→ **The problem**
Rewrite the records below, changing "linear motor" to "linear actuator" and keeping every other word the same. Omit the pictures from your answer.

→ **Data to use**
-=-=-
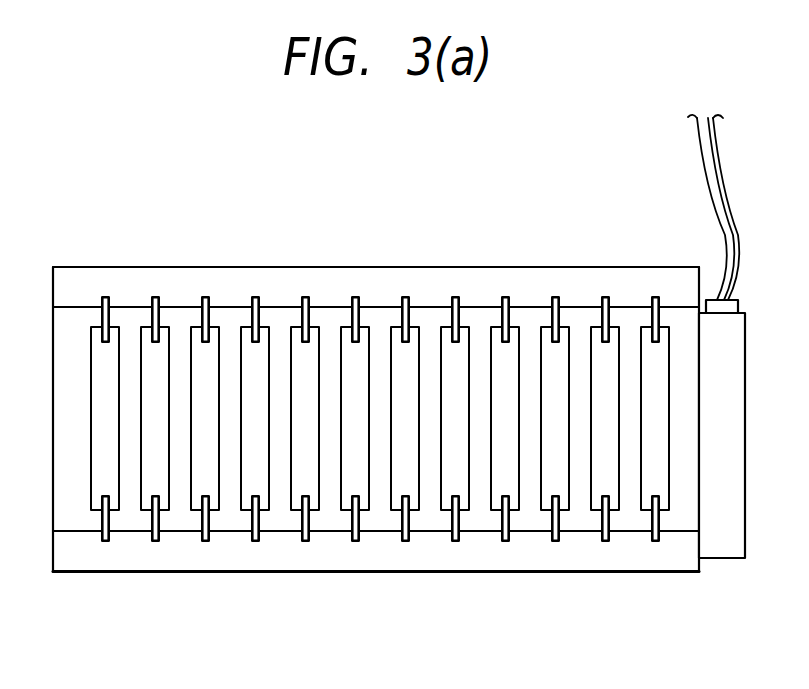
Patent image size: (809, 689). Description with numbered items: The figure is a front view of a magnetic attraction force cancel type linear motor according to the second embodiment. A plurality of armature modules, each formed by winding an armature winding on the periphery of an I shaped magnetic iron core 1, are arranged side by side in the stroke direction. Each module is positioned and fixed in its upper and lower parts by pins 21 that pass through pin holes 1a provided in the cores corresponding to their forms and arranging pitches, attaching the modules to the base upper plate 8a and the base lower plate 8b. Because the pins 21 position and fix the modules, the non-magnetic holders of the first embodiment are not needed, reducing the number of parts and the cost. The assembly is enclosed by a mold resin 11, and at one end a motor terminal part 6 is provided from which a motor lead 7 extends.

The I shaped magnetic iron core 1 is at (507, 365).
The pin hole 1a is at (503, 330).
The pin 21 is at (253, 297).
The base upper plate 8a is at (385, 277).
The base lower plate 8b is at (382, 553).
The mold resin 11 is at (181, 498).
The motor terminal part 6 is at (722, 547).
The motor lead 7 is at (715, 167).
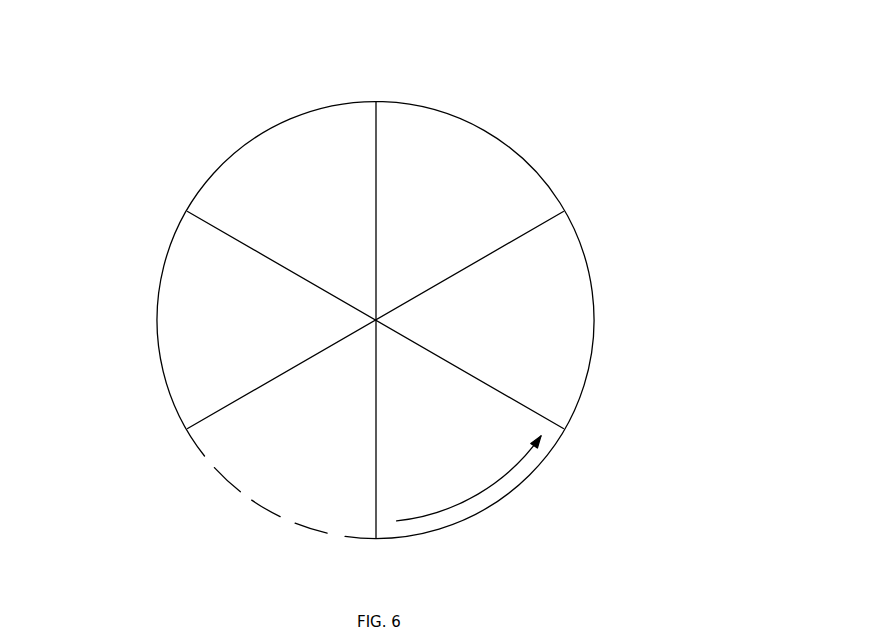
-=-=-
→ **Output for this task**
Patent image size: (809, 689). Description with numbered items: The figure is a front view of a magnetic attraction force cancel type linear actuator according to the second embodiment. A plurality of armature modules, each formed by winding an armature winding on the periphery of an I shaped magnetic iron core 1, are arranged side by side in the stroke direction. Each module is positioned and fixed in its upper and lower parts by pins 21 that pass through pin holes 1a provided in the cores corresponding to their forms and arranging pitches, attaching the modules to the base upper plate 8a and the base lower plate 8b. Because the pins 21 position and fix the modules, the non-magnetic holders of the first embodiment are not needed, reducing the number of parts and the cost. The assembly is enclosed by a mold resin 11, and at one end a motor terminal part 6 is provided from which a motor lead 7 extends.

The I shaped magnetic iron core 1 is at (507, 365).
The pin hole 1a is at (503, 330).
The pin 21 is at (253, 297).
The base upper plate 8a is at (385, 277).
The base lower plate 8b is at (382, 553).
The mold resin 11 is at (181, 498).
The motor terminal part 6 is at (722, 547).
The motor lead 7 is at (715, 167).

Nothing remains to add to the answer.